Dataset entries
>>
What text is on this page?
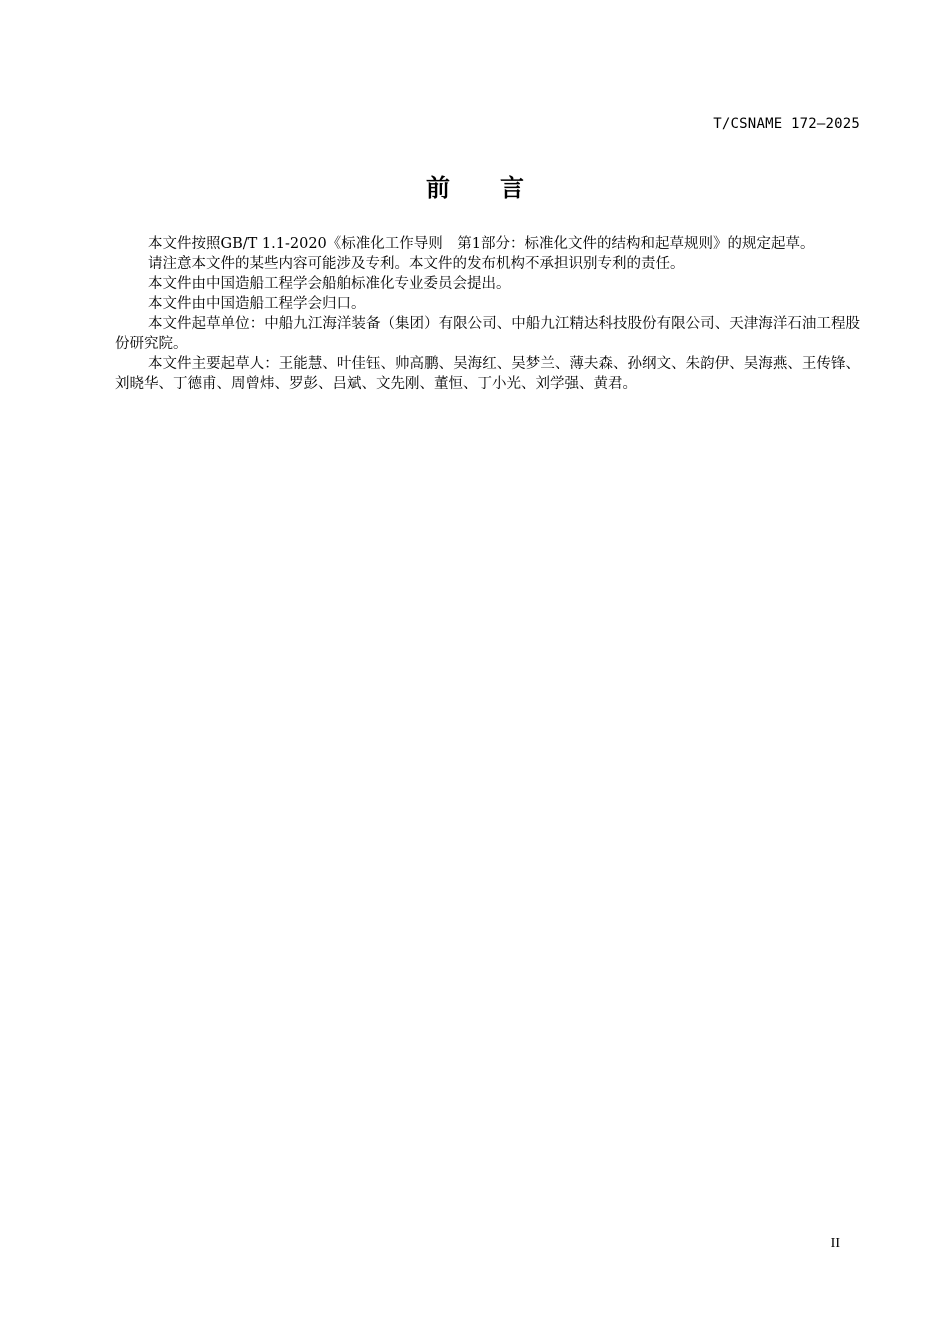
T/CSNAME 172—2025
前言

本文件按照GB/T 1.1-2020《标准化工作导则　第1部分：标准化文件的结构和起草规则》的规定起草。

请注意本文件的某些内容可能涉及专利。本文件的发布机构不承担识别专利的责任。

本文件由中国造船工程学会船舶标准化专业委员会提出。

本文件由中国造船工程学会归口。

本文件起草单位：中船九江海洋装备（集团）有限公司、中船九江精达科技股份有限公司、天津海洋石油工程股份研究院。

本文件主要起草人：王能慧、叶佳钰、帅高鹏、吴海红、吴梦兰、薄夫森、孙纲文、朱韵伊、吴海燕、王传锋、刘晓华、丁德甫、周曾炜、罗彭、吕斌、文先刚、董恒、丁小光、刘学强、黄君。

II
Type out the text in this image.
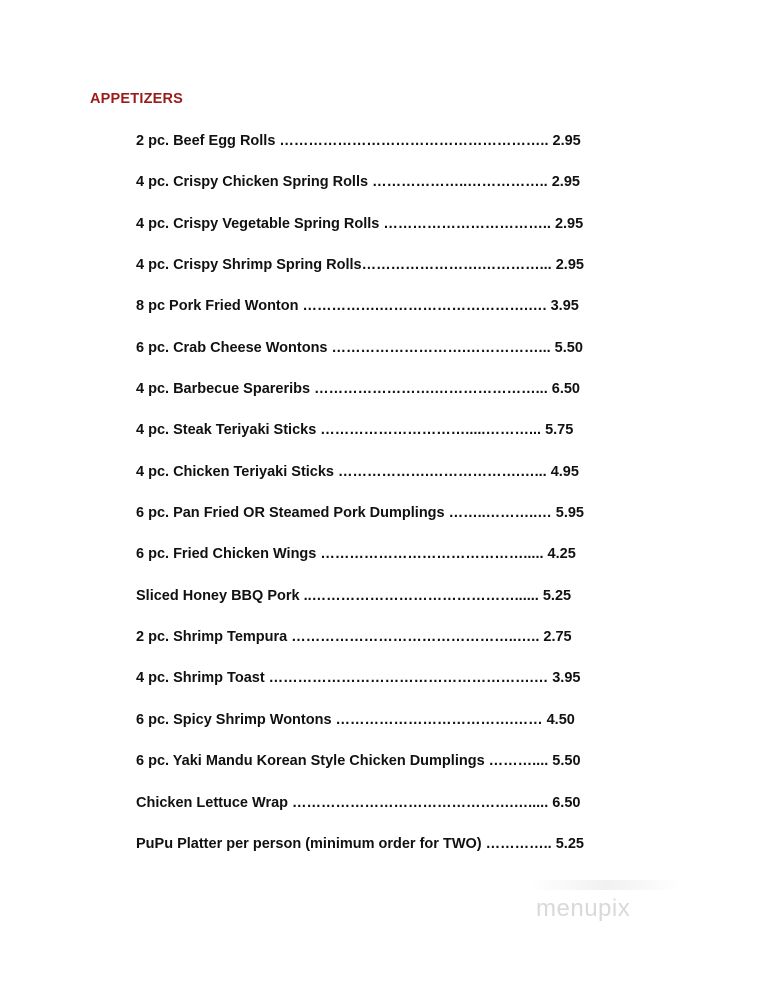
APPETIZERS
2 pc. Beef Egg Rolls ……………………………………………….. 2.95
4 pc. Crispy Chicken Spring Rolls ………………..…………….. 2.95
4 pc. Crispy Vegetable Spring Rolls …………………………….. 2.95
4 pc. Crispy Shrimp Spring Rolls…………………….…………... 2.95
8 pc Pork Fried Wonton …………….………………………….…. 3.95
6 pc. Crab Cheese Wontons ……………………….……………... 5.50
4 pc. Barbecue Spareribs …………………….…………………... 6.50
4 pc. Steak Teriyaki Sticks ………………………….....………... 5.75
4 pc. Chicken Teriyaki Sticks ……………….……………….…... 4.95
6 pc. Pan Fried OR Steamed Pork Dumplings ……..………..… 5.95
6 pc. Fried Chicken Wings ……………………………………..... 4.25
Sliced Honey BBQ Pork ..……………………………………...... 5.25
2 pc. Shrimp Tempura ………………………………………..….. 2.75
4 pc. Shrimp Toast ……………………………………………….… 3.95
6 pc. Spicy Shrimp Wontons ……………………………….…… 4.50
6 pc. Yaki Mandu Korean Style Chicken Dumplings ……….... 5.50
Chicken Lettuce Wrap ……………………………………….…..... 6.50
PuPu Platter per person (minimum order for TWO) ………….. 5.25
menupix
<<
Pull out the lines above in which the word "Teriyaki" appears.

4 pc. Steak Teriyaki Sticks ………………………….....………... 5.75
4 pc. Chicken Teriyaki Sticks ……………….……………….…... 4.95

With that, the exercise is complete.